Records excerpted from a collection:
++++++
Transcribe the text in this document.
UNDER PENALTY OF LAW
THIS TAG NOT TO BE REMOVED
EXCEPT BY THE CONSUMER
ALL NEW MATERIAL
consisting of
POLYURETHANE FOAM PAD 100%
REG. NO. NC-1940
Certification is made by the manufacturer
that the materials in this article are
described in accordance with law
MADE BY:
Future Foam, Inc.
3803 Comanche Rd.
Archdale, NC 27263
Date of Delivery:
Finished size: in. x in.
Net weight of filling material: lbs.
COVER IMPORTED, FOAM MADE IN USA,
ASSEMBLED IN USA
++++++
(WHAT IS REQUIRED) Return the entries in full, keeping every line exactly as it is.

(RESULT OF THIS TASK)
Transcribe the text in this document.
UNDER PENALTY OF LAW
THIS TAG NOT TO BE REMOVED
EXCEPT BY THE CONSUMER
ALL NEW MATERIAL
consisting of
POLYURETHANE FOAM PAD 100%
REG. NO. NC-1940
Certification is made by the manufacturer
that the materials in this article are
described in accordance with law
MADE BY:
Future Foam, Inc.
3803 Comanche Rd.
Archdale, NC 27263
Date of Delivery:
Finished size: in. x in.
Net weight of filling material: lbs.
COVER IMPORTED, FOAM MADE IN USA,
ASSEMBLED IN USA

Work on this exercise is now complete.